** START Raw data **
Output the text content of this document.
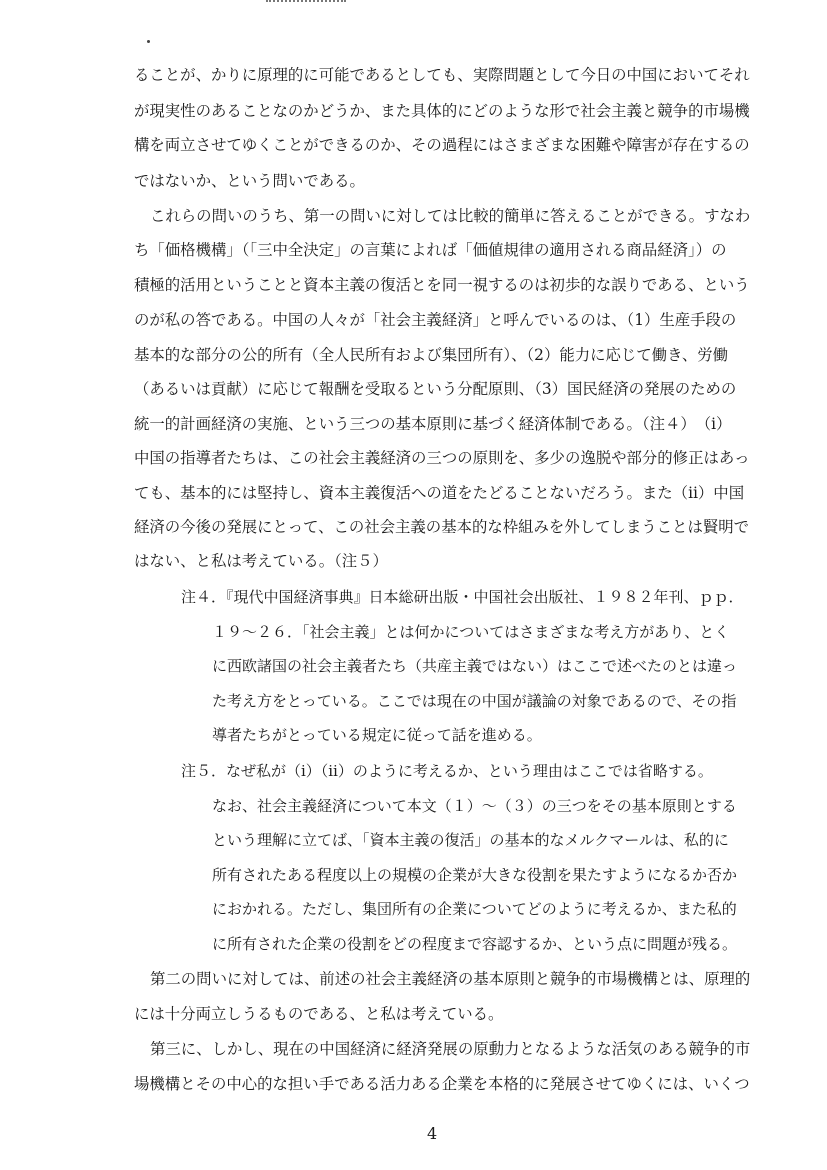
ることが、かりに原理的に可能であるとしても、実際問題として今日の中国においてそれ
が現実性のあることなのかどうか、また具体的にどのような形で社会主義と競争的市場機
構を両立させてゆくことができるのか、その過程にはさまざまな困難や障害が存在するの
ではないか、という問いである。
これらの問いのうち、第一の問いに対しては比較的簡単に答えることができる。すなわ
ち「価格機構」（「三中全決定」の言葉によれば「価値規律の適用される商品経済」）の
積極的活用ということと資本主義の復活とを同一視するのは初歩的な誤りである、という
のが私の答である。中国の人々が「社会主義経済」と呼んでいるのは、（1）生産手段の
基本的な部分の公的所有（全人民所有および集団所有）、（2）能力に応じて働き、労働
（あるいは貢献）に応じて報酬を受取るという分配原則、（3）国民経済の発展のための
統一的計画経済の実施、という三つの基本原則に基づく経済体制である。（注４）　（ⅰ）
中国の指導者たちは、この社会主義経済の三つの原則を、多少の逸脱や部分的修正はあっ
ても、基本的には堅持し、資本主義復活への道をたどることないだろう。また（ⅱ）中国
経済の今後の発展にとって、この社会主義の基本的な枠組みを外してしまうことは賢明で
はない、と私は考えている。（注５）
注４．『現代中国経済事典』日本総研出版・中国社会出版社、１９８２年刊、ｐｐ．
１９～２６．「社会主義」とは何かについてはさまざまな考え方があり、とく
に西欧諸国の社会主義者たち（共産主義ではない）はここで述べたのとは違っ
た考え方をとっている。ここでは現在の中国が議論の対象であるので、その指
導者たちがとっている規定に従って話を進める。
注５．なぜ私が（ⅰ）（ⅱ）のように考えるか、という理由はここでは省略する。
なお、社会主義経済について本文（１）～（３）の三つをその基本原則とする
という理解に立てば、「資本主義の復活」の基本的なメルクマールは、私的に
所有されたある程度以上の規模の企業が大きな役割を果たすようになるか否か
におかれる。ただし、集団所有の企業についてどのように考えるか、また私的
に所有された企業の役割をどの程度まで容認するか、という点に問題が残る。
第二の問いに対しては、前述の社会主義経済の基本原則と競争的市場機構とは、原理的
には十分両立しうるものである、と私は考えている。
第三に、しかし、現在の中国経済に経済発展の原動力となるような活気のある競争的市
場機構とその中心的な担い手である活力ある企業を本格的に発展させてゆくには、いくつ
4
** END Raw data **
▶ _Exercise brief_: Your task is an exact transcription of all the data, minus the pictures.

▶ _Solution to the problem_:
Output the text content of this document.
ることが、かりに原理的に可能であるとしても、実際問題として今日の中国においてそれ
が現実性のあることなのかどうか、また具体的にどのような形で社会主義と競争的市場機
構を両立させてゆくことができるのか、その過程にはさまざまな困難や障害が存在するの
ではないか、という問いである。
これらの問いのうち、第一の問いに対しては比較的簡単に答えることができる。すなわ
ち「価格機構」（「三中全決定」の言葉によれば「価値規律の適用される商品経済」）の
積極的活用ということと資本主義の復活とを同一視するのは初歩的な誤りである、という
のが私の答である。中国の人々が「社会主義経済」と呼んでいるのは、（1）生産手段の
基本的な部分の公的所有（全人民所有および集団所有）、（2）能力に応じて働き、労働
（あるいは貢献）に応じて報酬を受取るという分配原則、（3）国民経済の発展のための
統一的計画経済の実施、という三つの基本原則に基づく経済体制である。（注４）　（ⅰ）
中国の指導者たちは、この社会主義経済の三つの原則を、多少の逸脱や部分的修正はあっ
ても、基本的には堅持し、資本主義復活への道をたどることないだろう。また（ⅱ）中国
経済の今後の発展にとって、この社会主義の基本的な枠組みを外してしまうことは賢明で
はない、と私は考えている。（注５）
注４．『現代中国経済事典』日本総研出版・中国社会出版社、１９８２年刊、ｐｐ．
１９～２６．「社会主義」とは何かについてはさまざまな考え方があり、とく
に西欧諸国の社会主義者たち（共産主義ではない）はここで述べたのとは違っ
た考え方をとっている。ここでは現在の中国が議論の対象であるので、その指
導者たちがとっている規定に従って話を進める。
注５．なぜ私が（ⅰ）（ⅱ）のように考えるか、という理由はここでは省略する。
なお、社会主義経済について本文（１）～（３）の三つをその基本原則とする
という理解に立てば、「資本主義の復活」の基本的なメルクマールは、私的に
所有されたある程度以上の規模の企業が大きな役割を果たすようになるか否か
におかれる。ただし、集団所有の企業についてどのように考えるか、また私的
に所有された企業の役割をどの程度まで容認するか、という点に問題が残る。
第二の問いに対しては、前述の社会主義経済の基本原則と競争的市場機構とは、原理的
には十分両立しうるものである、と私は考えている。
第三に、しかし、現在の中国経済に経済発展の原動力となるような活気のある競争的市
場機構とその中心的な担い手である活力ある企業を本格的に発展させてゆくには、いくつ
4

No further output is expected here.